- _SET EXERCISE_
Word for word, set down the records and skip each picture.

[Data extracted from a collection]
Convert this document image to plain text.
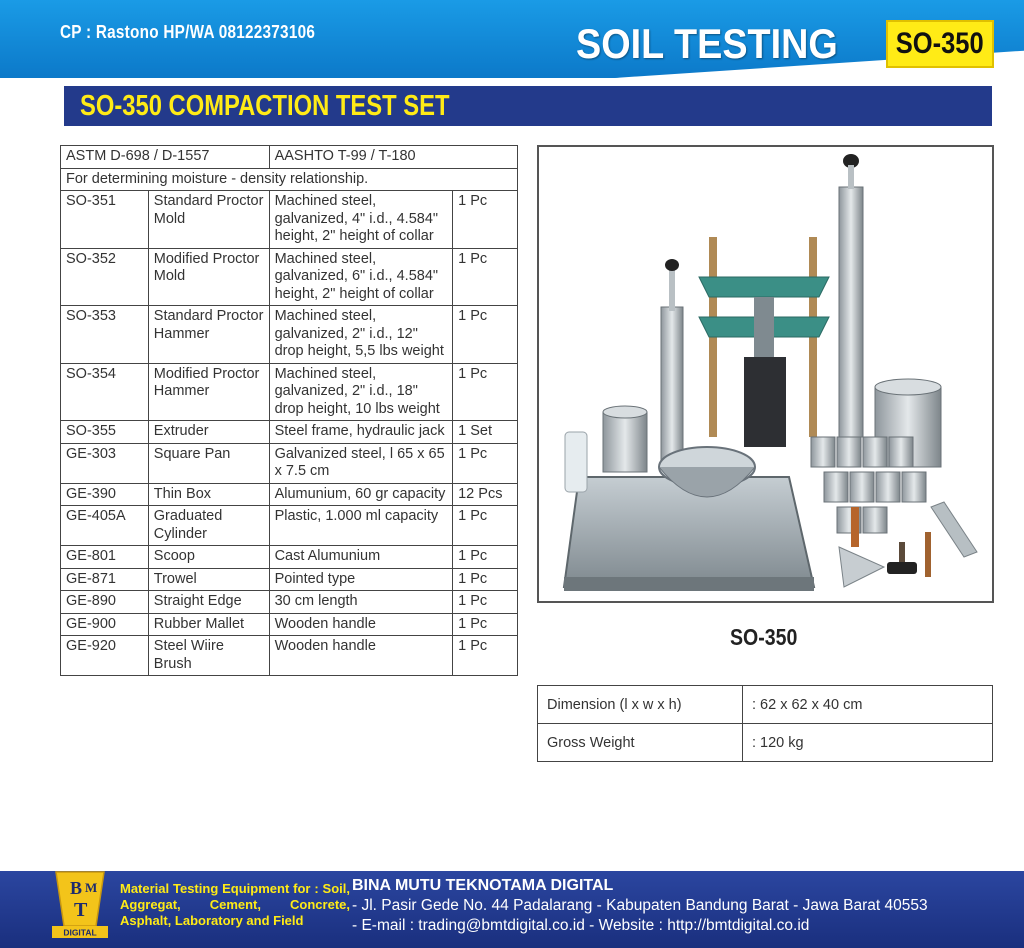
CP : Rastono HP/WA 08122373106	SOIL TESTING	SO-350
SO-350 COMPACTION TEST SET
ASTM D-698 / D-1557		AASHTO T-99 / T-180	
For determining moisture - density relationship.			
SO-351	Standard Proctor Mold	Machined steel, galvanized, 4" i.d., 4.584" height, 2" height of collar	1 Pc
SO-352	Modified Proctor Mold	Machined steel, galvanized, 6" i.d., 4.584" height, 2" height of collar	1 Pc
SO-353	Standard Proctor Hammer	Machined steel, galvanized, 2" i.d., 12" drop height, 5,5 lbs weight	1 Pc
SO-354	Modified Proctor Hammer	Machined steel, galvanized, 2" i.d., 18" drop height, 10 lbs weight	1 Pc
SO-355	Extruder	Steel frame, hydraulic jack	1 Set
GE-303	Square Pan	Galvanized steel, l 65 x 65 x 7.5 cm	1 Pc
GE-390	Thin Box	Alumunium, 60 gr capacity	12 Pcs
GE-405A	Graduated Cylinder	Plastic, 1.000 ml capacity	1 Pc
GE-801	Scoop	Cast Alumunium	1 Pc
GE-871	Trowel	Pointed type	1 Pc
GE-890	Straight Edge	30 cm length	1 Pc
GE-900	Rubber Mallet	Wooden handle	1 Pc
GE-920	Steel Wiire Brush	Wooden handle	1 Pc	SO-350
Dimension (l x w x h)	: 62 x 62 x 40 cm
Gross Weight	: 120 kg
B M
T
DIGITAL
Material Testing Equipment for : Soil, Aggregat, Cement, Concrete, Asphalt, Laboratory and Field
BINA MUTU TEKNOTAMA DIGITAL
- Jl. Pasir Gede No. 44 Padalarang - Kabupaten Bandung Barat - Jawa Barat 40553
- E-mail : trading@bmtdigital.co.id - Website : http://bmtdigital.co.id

- _TASK ANSWER_
Convert this document image to plain text.
CP : Rastono HP/WA 08122373106	SOIL TESTING	SO-350
SO-350 COMPACTION TEST SET
ASTM D-698 / D-1557		AASHTO T-99 / T-180	
For determining moisture - density relationship.			
SO-351	Standard Proctor Mold	Machined steel, galvanized, 4" i.d., 4.584" height, 2" height of collar	1 Pc
SO-352	Modified Proctor Mold	Machined steel, galvanized, 6" i.d., 4.584" height, 2" height of collar	1 Pc
SO-353	Standard Proctor Hammer	Machined steel, galvanized, 2" i.d., 12" drop height, 5,5 lbs weight	1 Pc
SO-354	Modified Proctor Hammer	Machined steel, galvanized, 2" i.d., 18" drop height, 10 lbs weight	1 Pc
SO-355	Extruder	Steel frame, hydraulic jack	1 Set
GE-303	Square Pan	Galvanized steel, l 65 x 65 x 7.5 cm	1 Pc
GE-390	Thin Box	Alumunium, 60 gr capacity	12 Pcs
GE-405A	Graduated Cylinder	Plastic, 1.000 ml capacity	1 Pc
GE-801	Scoop	Cast Alumunium	1 Pc
GE-871	Trowel	Pointed type	1 Pc
GE-890	Straight Edge	30 cm length	1 Pc
GE-900	Rubber Mallet	Wooden handle	1 Pc
GE-920	Steel Wiire Brush	Wooden handle	1 Pc	SO-350
Dimension (l x w x h)	: 62 x 62 x 40 cm
Gross Weight	: 120 kg
B M
T
DIGITAL
Material Testing Equipment for : Soil, Aggregat, Cement, Concrete, Asphalt, Laboratory and Field
BINA MUTU TEKNOTAMA DIGITAL
- Jl. Pasir Gede No. 44 Padalarang - Kabupaten Bandung Barat - Jawa Barat 40553
- E-mail : trading@bmtdigital.co.id - Website : http://bmtdigital.co.id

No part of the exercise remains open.